• PROBLEM STATEMENT: Take the material below and retype it in full; pictures are left out.

Records contained in a dataset:
---+---

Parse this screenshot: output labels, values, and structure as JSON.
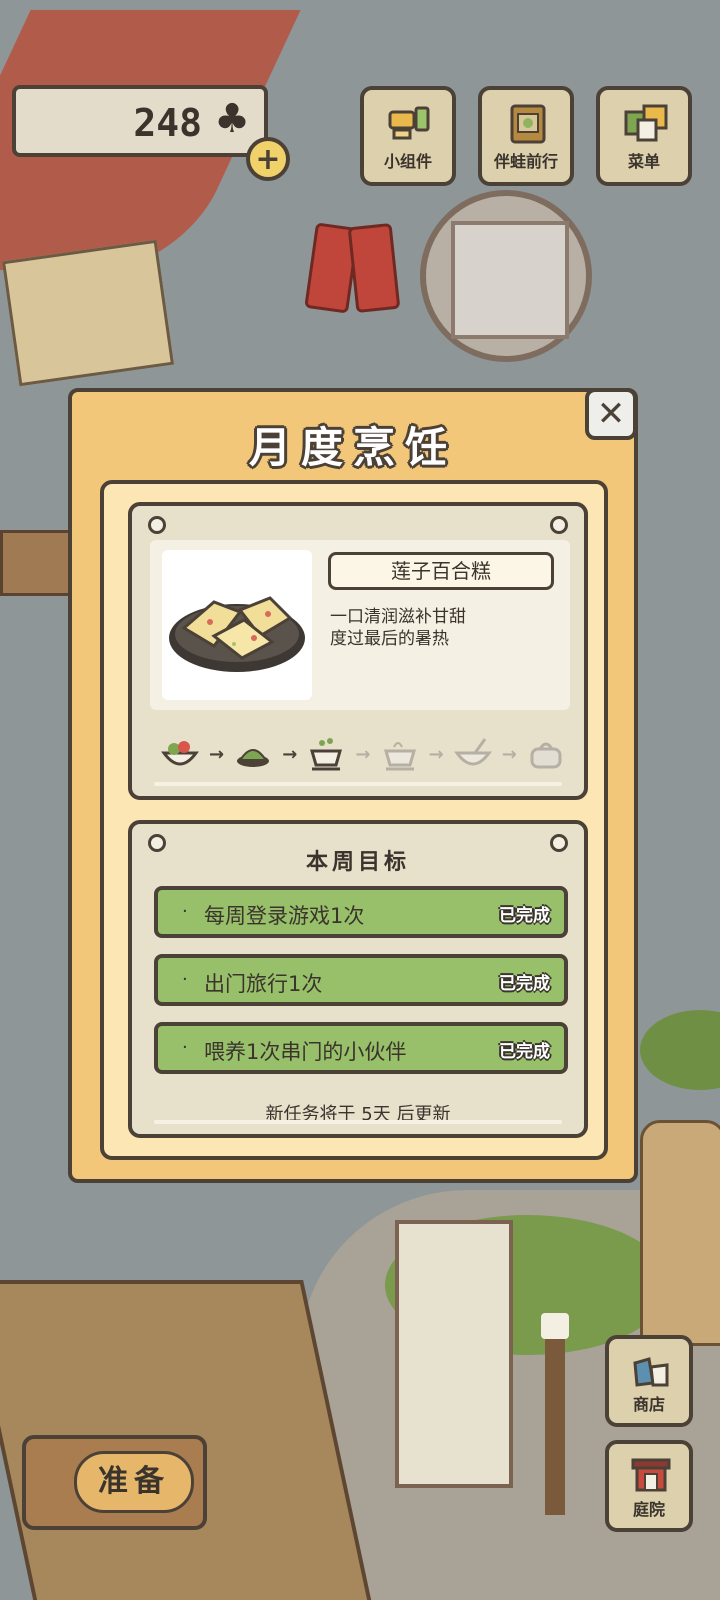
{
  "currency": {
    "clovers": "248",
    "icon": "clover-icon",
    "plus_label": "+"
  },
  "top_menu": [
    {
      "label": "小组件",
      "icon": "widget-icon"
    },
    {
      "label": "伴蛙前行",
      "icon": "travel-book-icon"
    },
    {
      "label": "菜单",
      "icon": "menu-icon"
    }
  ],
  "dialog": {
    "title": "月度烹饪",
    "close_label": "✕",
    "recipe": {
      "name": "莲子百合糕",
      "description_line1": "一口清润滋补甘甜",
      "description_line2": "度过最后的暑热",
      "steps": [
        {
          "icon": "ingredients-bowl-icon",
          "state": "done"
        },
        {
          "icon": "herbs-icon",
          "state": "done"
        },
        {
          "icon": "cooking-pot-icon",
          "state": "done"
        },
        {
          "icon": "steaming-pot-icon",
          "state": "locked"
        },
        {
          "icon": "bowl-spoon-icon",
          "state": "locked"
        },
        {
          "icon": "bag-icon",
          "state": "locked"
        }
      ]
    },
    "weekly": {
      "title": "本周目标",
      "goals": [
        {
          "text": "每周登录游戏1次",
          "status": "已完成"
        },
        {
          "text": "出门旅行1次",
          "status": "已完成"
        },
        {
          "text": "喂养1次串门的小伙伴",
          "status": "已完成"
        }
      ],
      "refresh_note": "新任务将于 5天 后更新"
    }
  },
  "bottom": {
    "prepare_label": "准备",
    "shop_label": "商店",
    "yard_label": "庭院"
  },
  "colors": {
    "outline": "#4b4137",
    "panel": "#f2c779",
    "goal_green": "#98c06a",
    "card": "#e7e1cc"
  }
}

---+---

• ANSWER TO THIS PROBLEM:
Parse this screenshot: output labels, values, and structure as JSON.
{
  "currency": {
    "clovers": "248",
    "icon": "clover-icon",
    "plus_label": "+"
  },
  "top_menu": [
    {
      "label": "小组件",
      "icon": "widget-icon"
    },
    {
      "label": "伴蛙前行",
      "icon": "travel-book-icon"
    },
    {
      "label": "菜单",
      "icon": "menu-icon"
    }
  ],
  "dialog": {
    "title": "月度烹饪",
    "close_label": "✕",
    "recipe": {
      "name": "莲子百合糕",
      "description_line1": "一口清润滋补甘甜",
      "description_line2": "度过最后的暑热",
      "steps": [
        {
          "icon": "ingredients-bowl-icon",
          "state": "done"
        },
        {
          "icon": "herbs-icon",
          "state": "done"
        },
        {
          "icon": "cooking-pot-icon",
          "state": "done"
        },
        {
          "icon": "steaming-pot-icon",
          "state": "locked"
        },
        {
          "icon": "bowl-spoon-icon",
          "state": "locked"
        },
        {
          "icon": "bag-icon",
          "state": "locked"
        }
      ]
    },
    "weekly": {
      "title": "本周目标",
      "goals": [
        {
          "text": "每周登录游戏1次",
          "status": "已完成"
        },
        {
          "text": "出门旅行1次",
          "status": "已完成"
        },
        {
          "text": "喂养1次串门的小伙伴",
          "status": "已完成"
        }
      ],
      "refresh_note": "新任务将于 5天 后更新"
    }
  },
  "bottom": {
    "prepare_label": "准备",
    "shop_label": "商店",
    "yard_label": "庭院"
  },
  "colors": {
    "outline": "#4b4137",
    "panel": "#f2c779",
    "goal_green": "#98c06a",
    "card": "#e7e1cc"
  }
}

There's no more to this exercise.